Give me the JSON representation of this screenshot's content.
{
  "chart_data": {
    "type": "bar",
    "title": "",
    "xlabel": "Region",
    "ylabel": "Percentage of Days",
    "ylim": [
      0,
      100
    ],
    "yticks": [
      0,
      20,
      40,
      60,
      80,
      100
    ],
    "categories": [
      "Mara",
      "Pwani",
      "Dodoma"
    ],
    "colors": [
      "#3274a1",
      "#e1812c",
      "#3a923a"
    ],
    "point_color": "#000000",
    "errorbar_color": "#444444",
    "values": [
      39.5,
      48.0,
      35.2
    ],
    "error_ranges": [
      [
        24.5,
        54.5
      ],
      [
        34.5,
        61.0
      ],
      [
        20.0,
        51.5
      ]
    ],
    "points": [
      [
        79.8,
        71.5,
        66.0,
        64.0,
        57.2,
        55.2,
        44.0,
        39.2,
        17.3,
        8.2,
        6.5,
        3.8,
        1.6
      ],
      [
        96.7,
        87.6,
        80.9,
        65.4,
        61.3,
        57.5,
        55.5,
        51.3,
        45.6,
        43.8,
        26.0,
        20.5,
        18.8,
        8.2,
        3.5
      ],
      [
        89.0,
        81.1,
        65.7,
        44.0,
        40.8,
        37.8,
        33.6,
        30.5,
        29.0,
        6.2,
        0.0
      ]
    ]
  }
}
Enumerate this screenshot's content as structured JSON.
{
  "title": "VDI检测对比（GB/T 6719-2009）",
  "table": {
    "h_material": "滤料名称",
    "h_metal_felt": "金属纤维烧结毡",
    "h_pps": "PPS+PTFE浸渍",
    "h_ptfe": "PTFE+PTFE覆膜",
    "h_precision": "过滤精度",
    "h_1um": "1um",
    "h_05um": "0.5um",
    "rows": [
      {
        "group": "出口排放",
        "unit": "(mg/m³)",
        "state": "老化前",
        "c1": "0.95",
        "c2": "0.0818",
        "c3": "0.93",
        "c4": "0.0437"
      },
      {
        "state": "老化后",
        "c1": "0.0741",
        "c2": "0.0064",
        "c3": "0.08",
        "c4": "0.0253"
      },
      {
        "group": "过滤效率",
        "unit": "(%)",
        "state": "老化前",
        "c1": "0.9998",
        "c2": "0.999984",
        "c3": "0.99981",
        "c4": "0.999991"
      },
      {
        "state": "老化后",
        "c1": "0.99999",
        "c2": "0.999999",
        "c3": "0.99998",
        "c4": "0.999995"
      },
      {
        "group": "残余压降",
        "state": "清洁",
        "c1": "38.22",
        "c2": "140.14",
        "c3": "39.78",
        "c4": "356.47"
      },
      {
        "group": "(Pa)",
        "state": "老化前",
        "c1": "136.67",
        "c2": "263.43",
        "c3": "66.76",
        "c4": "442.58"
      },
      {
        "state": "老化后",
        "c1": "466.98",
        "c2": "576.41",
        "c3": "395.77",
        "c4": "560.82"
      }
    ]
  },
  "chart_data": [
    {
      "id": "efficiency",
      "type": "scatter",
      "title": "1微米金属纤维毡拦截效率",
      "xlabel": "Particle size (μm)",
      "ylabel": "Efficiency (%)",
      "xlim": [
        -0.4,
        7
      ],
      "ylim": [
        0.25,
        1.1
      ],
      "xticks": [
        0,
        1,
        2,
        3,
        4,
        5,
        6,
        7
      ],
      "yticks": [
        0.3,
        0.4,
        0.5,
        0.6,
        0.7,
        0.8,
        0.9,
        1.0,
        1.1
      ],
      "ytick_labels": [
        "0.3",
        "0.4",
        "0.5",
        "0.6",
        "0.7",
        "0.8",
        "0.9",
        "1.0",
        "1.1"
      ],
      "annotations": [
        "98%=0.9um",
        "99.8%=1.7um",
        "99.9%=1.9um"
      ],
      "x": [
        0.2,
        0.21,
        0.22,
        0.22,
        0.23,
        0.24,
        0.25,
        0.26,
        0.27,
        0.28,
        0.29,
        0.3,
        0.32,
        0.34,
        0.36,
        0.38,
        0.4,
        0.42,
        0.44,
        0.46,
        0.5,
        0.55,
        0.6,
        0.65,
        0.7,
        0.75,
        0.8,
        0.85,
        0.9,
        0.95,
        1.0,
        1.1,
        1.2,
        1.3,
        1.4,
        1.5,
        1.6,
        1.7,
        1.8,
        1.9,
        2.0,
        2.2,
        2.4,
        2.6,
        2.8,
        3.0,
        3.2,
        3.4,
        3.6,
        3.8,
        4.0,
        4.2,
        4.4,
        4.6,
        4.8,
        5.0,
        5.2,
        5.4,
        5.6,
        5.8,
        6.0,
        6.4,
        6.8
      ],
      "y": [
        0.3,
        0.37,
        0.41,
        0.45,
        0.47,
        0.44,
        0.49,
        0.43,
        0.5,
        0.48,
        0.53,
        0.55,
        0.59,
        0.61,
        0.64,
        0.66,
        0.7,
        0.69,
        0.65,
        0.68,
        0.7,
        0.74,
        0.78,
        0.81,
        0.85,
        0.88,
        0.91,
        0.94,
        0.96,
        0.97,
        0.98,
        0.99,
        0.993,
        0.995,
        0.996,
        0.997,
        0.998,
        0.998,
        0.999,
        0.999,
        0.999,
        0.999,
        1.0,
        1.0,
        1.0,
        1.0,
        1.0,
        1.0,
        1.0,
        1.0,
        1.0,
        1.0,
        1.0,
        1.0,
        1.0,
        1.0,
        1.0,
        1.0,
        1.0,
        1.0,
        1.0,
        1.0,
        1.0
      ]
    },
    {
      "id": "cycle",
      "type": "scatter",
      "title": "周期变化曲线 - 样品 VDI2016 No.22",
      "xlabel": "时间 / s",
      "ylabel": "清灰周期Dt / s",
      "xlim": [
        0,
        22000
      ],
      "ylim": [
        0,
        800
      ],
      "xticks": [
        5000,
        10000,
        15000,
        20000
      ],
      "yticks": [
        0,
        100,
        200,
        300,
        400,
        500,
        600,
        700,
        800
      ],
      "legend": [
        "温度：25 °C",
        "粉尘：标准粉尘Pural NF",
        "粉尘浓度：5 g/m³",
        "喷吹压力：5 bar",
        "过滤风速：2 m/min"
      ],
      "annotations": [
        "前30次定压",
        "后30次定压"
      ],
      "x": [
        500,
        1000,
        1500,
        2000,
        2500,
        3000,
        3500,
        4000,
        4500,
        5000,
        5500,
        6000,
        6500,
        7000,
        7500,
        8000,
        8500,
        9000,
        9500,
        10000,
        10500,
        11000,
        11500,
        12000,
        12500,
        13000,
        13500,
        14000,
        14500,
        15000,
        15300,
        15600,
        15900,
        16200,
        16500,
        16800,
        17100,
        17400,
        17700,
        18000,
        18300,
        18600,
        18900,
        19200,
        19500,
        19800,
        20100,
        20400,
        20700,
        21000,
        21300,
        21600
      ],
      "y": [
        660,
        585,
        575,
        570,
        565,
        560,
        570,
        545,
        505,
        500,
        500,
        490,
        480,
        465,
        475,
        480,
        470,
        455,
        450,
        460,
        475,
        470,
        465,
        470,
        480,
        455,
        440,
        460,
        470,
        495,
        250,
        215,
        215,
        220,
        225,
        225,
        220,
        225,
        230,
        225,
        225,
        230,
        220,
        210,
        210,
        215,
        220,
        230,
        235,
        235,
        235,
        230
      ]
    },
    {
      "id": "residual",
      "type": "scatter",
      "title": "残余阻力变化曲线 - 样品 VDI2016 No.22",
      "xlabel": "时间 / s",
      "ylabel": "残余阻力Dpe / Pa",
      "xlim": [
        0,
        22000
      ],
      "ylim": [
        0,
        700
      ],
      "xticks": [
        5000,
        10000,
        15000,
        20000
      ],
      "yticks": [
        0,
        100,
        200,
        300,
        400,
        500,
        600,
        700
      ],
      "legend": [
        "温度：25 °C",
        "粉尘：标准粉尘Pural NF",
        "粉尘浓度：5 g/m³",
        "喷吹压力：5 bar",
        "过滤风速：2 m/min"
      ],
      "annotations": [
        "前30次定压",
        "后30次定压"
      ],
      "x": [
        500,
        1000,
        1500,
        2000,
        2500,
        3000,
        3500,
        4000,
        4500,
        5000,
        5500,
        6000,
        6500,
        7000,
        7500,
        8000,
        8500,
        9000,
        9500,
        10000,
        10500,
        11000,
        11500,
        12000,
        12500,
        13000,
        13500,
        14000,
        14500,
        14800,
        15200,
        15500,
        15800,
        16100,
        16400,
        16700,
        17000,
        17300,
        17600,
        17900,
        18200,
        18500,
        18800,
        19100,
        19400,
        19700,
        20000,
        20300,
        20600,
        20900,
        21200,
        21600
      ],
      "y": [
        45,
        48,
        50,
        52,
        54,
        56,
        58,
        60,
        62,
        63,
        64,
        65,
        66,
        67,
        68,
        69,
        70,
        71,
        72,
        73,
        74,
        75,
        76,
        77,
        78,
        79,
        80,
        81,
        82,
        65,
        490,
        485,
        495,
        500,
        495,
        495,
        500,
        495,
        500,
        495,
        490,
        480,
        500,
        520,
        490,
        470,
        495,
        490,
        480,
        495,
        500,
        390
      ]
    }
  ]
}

→ Task directions: Filter the data, keeping only the lines that contain "this".

→ Result:
Give me the JSON representation of this screenshot's content.
Enumerate this screenshot's content as structured JSON.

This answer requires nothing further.